Stored records
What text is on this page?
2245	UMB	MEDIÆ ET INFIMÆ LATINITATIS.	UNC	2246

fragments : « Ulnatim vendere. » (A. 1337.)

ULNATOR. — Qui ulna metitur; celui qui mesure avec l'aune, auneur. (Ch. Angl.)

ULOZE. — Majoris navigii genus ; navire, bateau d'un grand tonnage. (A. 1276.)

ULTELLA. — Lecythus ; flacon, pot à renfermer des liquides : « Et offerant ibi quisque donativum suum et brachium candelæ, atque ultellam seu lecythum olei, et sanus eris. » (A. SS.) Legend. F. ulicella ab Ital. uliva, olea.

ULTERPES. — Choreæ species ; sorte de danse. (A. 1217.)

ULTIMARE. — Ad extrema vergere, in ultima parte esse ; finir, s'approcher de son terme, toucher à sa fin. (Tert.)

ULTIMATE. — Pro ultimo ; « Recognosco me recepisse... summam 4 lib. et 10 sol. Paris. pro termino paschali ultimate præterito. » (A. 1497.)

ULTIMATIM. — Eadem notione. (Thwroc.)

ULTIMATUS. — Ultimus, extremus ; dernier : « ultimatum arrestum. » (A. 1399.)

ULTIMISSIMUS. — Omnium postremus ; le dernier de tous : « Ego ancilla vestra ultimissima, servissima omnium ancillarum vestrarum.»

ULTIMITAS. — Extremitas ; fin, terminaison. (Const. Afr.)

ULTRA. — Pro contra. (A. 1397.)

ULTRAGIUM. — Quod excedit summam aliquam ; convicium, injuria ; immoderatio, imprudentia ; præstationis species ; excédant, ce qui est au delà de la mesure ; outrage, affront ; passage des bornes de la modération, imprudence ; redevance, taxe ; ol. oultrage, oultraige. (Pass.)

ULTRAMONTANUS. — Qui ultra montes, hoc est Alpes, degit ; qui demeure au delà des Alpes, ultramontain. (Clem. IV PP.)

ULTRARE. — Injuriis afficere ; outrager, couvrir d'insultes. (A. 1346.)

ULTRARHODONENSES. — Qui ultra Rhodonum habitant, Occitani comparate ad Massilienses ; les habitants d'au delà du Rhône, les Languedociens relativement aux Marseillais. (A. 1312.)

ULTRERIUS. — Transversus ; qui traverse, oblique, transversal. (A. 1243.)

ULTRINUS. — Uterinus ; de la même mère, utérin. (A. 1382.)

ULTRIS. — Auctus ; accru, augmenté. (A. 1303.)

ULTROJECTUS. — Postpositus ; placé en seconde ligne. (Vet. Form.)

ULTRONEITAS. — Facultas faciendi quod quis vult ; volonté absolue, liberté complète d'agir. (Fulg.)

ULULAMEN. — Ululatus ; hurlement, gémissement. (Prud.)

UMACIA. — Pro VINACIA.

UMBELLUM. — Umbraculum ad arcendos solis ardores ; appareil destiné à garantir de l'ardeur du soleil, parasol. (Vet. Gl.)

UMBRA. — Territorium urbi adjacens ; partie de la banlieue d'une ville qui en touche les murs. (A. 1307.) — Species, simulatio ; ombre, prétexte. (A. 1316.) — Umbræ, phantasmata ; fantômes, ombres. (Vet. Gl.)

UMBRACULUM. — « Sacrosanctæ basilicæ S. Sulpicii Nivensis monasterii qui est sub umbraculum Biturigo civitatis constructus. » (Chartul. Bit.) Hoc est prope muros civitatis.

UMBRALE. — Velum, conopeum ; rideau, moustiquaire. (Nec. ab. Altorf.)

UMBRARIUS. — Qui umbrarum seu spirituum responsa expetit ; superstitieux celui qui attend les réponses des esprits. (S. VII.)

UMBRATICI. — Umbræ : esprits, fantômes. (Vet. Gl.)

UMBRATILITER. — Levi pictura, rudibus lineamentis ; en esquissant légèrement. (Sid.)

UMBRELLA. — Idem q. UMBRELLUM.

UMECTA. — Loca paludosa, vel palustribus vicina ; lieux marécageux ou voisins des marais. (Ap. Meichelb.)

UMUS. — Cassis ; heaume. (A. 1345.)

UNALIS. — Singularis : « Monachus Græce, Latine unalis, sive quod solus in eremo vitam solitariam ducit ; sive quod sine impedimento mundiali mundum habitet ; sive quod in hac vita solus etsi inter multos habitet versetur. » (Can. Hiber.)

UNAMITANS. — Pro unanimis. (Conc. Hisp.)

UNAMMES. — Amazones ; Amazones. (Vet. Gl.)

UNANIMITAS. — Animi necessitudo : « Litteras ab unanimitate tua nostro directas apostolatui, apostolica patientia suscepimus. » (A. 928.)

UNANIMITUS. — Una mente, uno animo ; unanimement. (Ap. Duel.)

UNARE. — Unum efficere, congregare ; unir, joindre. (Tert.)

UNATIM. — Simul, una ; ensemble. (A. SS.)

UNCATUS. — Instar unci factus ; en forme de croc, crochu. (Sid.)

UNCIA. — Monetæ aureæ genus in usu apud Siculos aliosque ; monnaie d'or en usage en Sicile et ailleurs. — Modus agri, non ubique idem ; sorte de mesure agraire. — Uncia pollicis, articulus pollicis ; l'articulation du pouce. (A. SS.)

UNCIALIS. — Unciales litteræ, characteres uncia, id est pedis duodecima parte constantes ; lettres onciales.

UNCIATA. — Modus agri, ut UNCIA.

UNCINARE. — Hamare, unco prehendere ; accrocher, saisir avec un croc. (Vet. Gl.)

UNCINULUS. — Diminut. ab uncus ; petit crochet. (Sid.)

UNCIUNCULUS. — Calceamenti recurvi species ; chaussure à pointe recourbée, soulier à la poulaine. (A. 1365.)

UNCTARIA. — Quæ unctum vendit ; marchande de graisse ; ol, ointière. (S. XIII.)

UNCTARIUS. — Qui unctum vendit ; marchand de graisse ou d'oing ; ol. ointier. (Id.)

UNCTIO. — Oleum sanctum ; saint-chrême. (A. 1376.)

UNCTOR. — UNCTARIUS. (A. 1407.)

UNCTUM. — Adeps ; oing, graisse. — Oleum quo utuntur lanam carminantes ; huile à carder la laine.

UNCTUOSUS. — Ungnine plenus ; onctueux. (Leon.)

● Your task:
Extract each entry in full and write it down exactly.

● Result for this exercise:
What text is on this page?
2245	UMB	MEDIÆ ET INFIMÆ LATINITATIS.	UNC	2246

fragments : « Ulnatim vendere. » (A. 1337.)

ULNATOR. — Qui ulna metitur; celui qui mesure avec l'aune, auneur. (Ch. Angl.)

ULOZE. — Majoris navigii genus ; navire, bateau d'un grand tonnage. (A. 1276.)

ULTELLA. — Lecythus ; flacon, pot à renfermer des liquides : « Et offerant ibi quisque donativum suum et brachium candelæ, atque ultellam seu lecythum olei, et sanus eris. » (A. SS.) Legend. F. ulicella ab Ital. uliva, olea.

ULTERPES. — Choreæ species ; sorte de danse. (A. 1217.)

ULTIMARE. — Ad extrema vergere, in ultima parte esse ; finir, s'approcher de son terme, toucher à sa fin. (Tert.)

ULTIMATE. — Pro ultimo ; « Recognosco me recepisse... summam 4 lib. et 10 sol. Paris. pro termino paschali ultimate præterito. » (A. 1497.)

ULTIMATIM. — Eadem notione. (Thwroc.)

ULTIMATUS. — Ultimus, extremus ; dernier : « ultimatum arrestum. » (A. 1399.)

ULTIMISSIMUS. — Omnium postremus ; le dernier de tous : « Ego ancilla vestra ultimissima, servissima omnium ancillarum vestrarum.»

ULTIMITAS. — Extremitas ; fin, terminaison. (Const. Afr.)

ULTRA. — Pro contra. (A. 1397.)

ULTRAGIUM. — Quod excedit summam aliquam ; convicium, injuria ; immoderatio, imprudentia ; præstationis species ; excédant, ce qui est au delà de la mesure ; outrage, affront ; passage des bornes de la modération, imprudence ; redevance, taxe ; ol. oultrage, oultraige. (Pass.)

ULTRAMONTANUS. — Qui ultra montes, hoc est Alpes, degit ; qui demeure au delà des Alpes, ultramontain. (Clem. IV PP.)

ULTRARE. — Injuriis afficere ; outrager, couvrir d'insultes. (A. 1346.)

ULTRARHODONENSES. — Qui ultra Rhodonum habitant, Occitani comparate ad Massilienses ; les habitants d'au delà du Rhône, les Languedociens relativement aux Marseillais. (A. 1312.)

ULTRERIUS. — Transversus ; qui traverse, oblique, transversal. (A. 1243.)

ULTRINUS. — Uterinus ; de la même mère, utérin. (A. 1382.)

ULTRIS. — Auctus ; accru, augmenté. (A. 1303.)

ULTROJECTUS. — Postpositus ; placé en seconde ligne. (Vet. Form.)

ULTRONEITAS. — Facultas faciendi quod quis vult ; volonté absolue, liberté complète d'agir. (Fulg.)

ULULAMEN. — Ululatus ; hurlement, gémissement. (Prud.)

UMACIA. — Pro VINACIA.

UMBELLUM. — Umbraculum ad arcendos solis ardores ; appareil destiné à garantir de l'ardeur du soleil, parasol. (Vet. Gl.)

UMBRA. — Territorium urbi adjacens ; partie de la banlieue d'une ville qui en touche les murs. (A. 1307.) — Species, simulatio ; ombre, prétexte. (A. 1316.) — Umbræ, phantasmata ; fantômes, ombres. (Vet. Gl.)

UMBRACULUM. — « Sacrosanctæ basilicæ S. Sulpicii Nivensis monasterii qui est sub umbraculum Biturigo civitatis constructus. » (Chartul. Bit.) Hoc est prope muros civitatis.

UMBRALE. — Velum, conopeum ; rideau, moustiquaire. (Nec. ab. Altorf.)

UMBRARIUS. — Qui umbrarum seu spirituum responsa expetit ; superstitieux celui qui attend les réponses des esprits. (S. VII.)

UMBRATICI. — Umbræ : esprits, fantômes. (Vet. Gl.)

UMBRATILITER. — Levi pictura, rudibus lineamentis ; en esquissant légèrement. (Sid.)

UMBRELLA. — Idem q. UMBRELLUM.

UMECTA. — Loca paludosa, vel palustribus vicina ; lieux marécageux ou voisins des marais. (Ap. Meichelb.)

UMUS. — Cassis ; heaume. (A. 1345.)

UNALIS. — Singularis : « Monachus Græce, Latine unalis, sive quod solus in eremo vitam solitariam ducit ; sive quod sine impedimento mundiali mundum habitet ; sive quod in hac vita solus etsi inter multos habitet versetur. » (Can. Hiber.)

UNAMITANS. — Pro unanimis. (Conc. Hisp.)

UNAMMES. — Amazones ; Amazones. (Vet. Gl.)

UNANIMITAS. — Animi necessitudo : « Litteras ab unanimitate tua nostro directas apostolatui, apostolica patientia suscepimus. » (A. 928.)

UNANIMITUS. — Una mente, uno animo ; unanimement. (Ap. Duel.)

UNARE. — Unum efficere, congregare ; unir, joindre. (Tert.)

UNATIM. — Simul, una ; ensemble. (A. SS.)

UNCATUS. — Instar unci factus ; en forme de croc, crochu. (Sid.)

UNCIA. — Monetæ aureæ genus in usu apud Siculos aliosque ; monnaie d'or en usage en Sicile et ailleurs. — Modus agri, non ubique idem ; sorte de mesure agraire. — Uncia pollicis, articulus pollicis ; l'articulation du pouce. (A. SS.)

UNCIALIS. — Unciales litteræ, characteres uncia, id est pedis duodecima parte constantes ; lettres onciales.

UNCIATA. — Modus agri, ut UNCIA.

UNCINARE. — Hamare, unco prehendere ; accrocher, saisir avec un croc. (Vet. Gl.)

UNCINULUS. — Diminut. ab uncus ; petit crochet. (Sid.)

UNCIUNCULUS. — Calceamenti recurvi species ; chaussure à pointe recourbée, soulier à la poulaine. (A. 1365.)

UNCTARIA. — Quæ unctum vendit ; marchande de graisse ; ol, ointière. (S. XIII.)

UNCTARIUS. — Qui unctum vendit ; marchand de graisse ou d'oing ; ol. ointier. (Id.)

UNCTIO. — Oleum sanctum ; saint-chrême. (A. 1376.)

UNCTOR. — UNCTARIUS. (A. 1407.)

UNCTUM. — Adeps ; oing, graisse. — Oleum quo utuntur lanam carminantes ; huile à carder la laine.

UNCTUOSUS. — Ungnine plenus ; onctueux. (Leon.)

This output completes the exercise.